● **Exercise aim**: Filter the entries below, keeping every line that has the word "дороге".

+===+

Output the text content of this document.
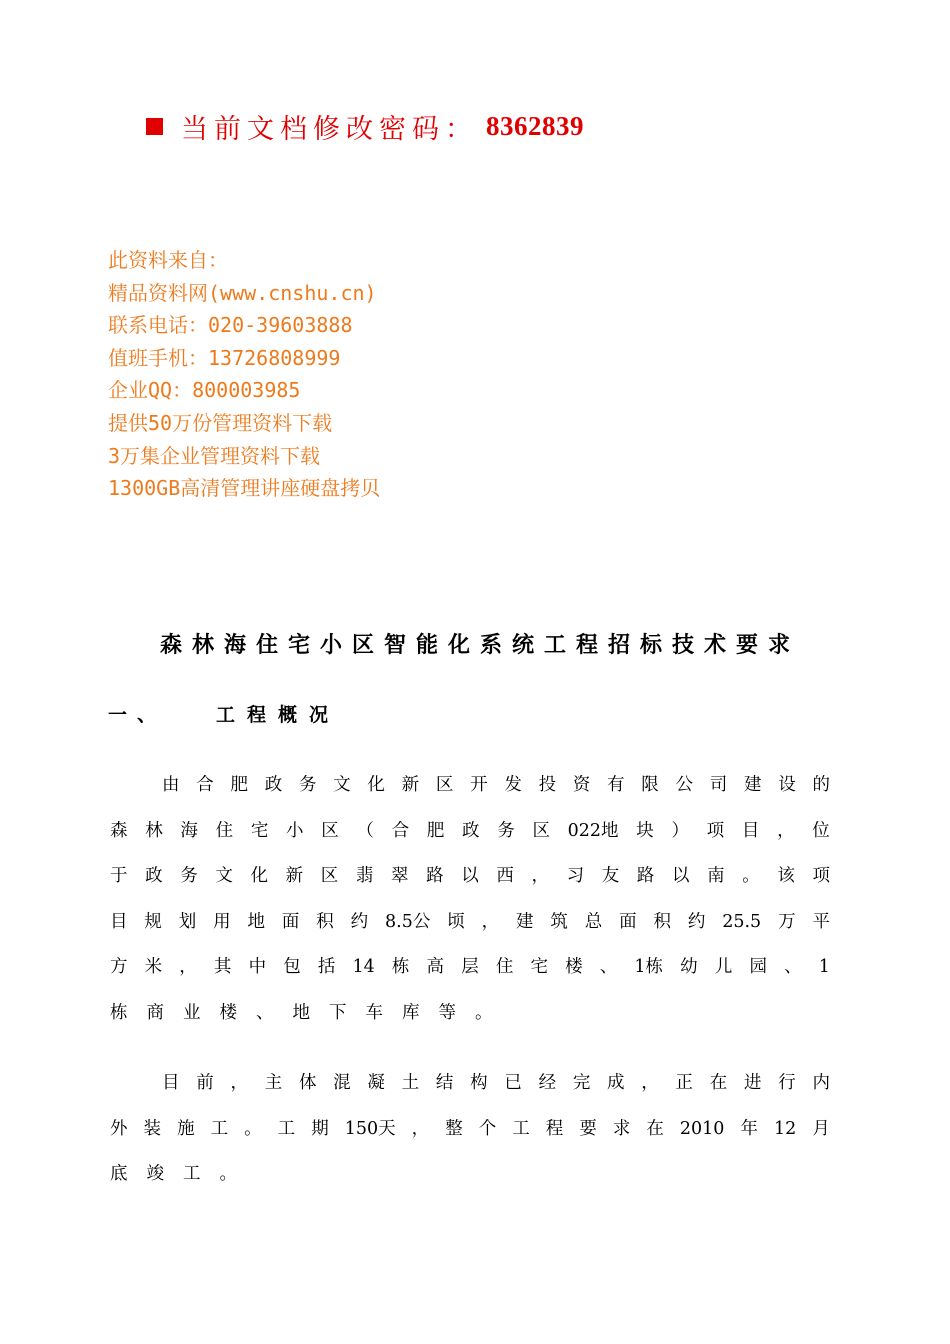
当前文档修改密码： 8362839
此资料来自：
精品资料网(www.cnshu.cn)
联系电话：020-39603888
值班手机：13726808999
企业QQ：800003985
提供50万份管理资料下载
3万集企业管理资料下载
1300GB高清管理讲座硬盘拷贝
森林海住宅小区智能化系统工程招标技术要求
一、	工程概况
由 合 肥 政 务 文 化 新 区 开 发 投 资 有 限 公 司 建 设 的
森 林 海 住 宅 小 区 （ 合 肥 政 务 区 022地 块 ） 项 目 ， 位
于 政 务 文 化 新 区 翡 翠 路 以 西 ， 习 友 路 以 南 。 该 项
目 规 划 用 地 面 积 约 8.5公 顷 ， 建 筑 总 面 积 约 25.5 万 平
方 米 ， 其 中 包 括 14 栋 高 层 住 宅 楼 、 1栋 幼 儿 园 、 1
栋 商 业 楼 、 地 下 车 库 等 。
目 前 ， 主 体 混 凝 土 结 构 已 经 完 成 ， 正 在 进 行 内
外 装 施 工 。 工 期 150天 ， 整 个 工 程 要 求 在 2010 年 12 月
底 竣 工 。
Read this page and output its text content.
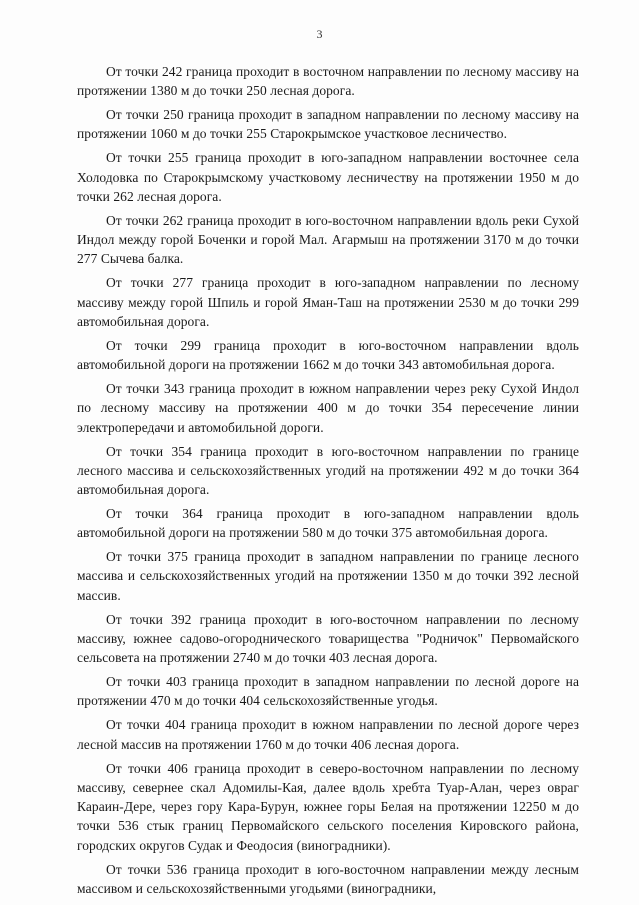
3

От точки 242 граница проходит в восточном направлении по лесному массиву на протяжении 1380 м до точки 250 лесная дорога.

От точки 250 граница проходит в западном направлении по лесному массиву на протяжении 1060 м до точки 255 Старокрымское участковое лесничество.

От точки 255 граница проходит в юго-западном направлении восточнее села Холодовка по Старокрымскому участковому лесничеству на протяжении 1950 м до точки 262 лесная дорога.

От точки 262 граница проходит в юго-восточном направлении вдоль реки Сухой Индол между горой Боченки и горой Мал. Агармыш на протяжении 3170 м до точки 277 Сычева балка.

От точки 277 граница проходит в юго-западном направлении по лесному массиву между горой Шпиль и горой Яман-Таш на протяжении 2530 м до точки 299 автомобильная дорога.

От точки 299 граница проходит в юго-восточном направлении вдоль автомобильной дороги на протяжении 1662 м до точки 343 автомобильная дорога.

От точки 343 граница проходит в южном направлении через реку Сухой Индол по лесному массиву на протяжении 400 м до точки 354 пересечение линии электропередачи и автомобильной дороги.

От точки 354 граница проходит в юго-восточном направлении по границе лесного массива и сельскохозяйственных угодий на протяжении 492 м до точки 364 автомобильная дорога.

От точки 364 граница проходит в юго-западном направлении вдоль автомобильной дороги на протяжении 580 м до точки 375 автомобильная дорога.

От точки 375 граница проходит в западном направлении по границе лесного массива и сельскохозяйственных угодий на протяжении 1350 м до точки 392 лесной массив.

От точки 392 граница проходит в юго-восточном направлении по лесному массиву, южнее садово-огороднического товарищества "Родничок" Первомайского сельсовета на протяжении 2740 м до точки 403 лесная дорога.

От точки 403 граница проходит в западном направлении по лесной дороге на протяжении 470 м до точки 404 сельскохозяйственные угодья.

От точки 404 граница проходит в южном направлении по лесной дороге через лесной массив на протяжении 1760 м до точки 406 лесная дорога.

От точки 406 граница проходит в северо-восточном направлении по лесному массиву, севернее скал Адомилы-Кая, далее вдоль хребта Туар-Алан, через овраг Караин-Дере, через гору Кара-Бурун, южнее горы Белая на протяжении 12250 м до точки 536 стык границ Первомайского сельского поселения Кировского района, городских округов Судак и Феодосия (виноградники).

От точки 536 граница проходит в юго-восточном направлении между лесным массивом и сельскохозяйственными угодьями (виноградники,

+===+

● **Output for this task**:
От точки 403 граница проходит в западном направлении по лесной дороге на протяжении 470 м до точки 404 сельскохозяйственные угодья.
От точки 404 граница проходит в южном направлении по лесной дороге через лесной массив на протяжении 1760 м до точки 406 лесная дорога.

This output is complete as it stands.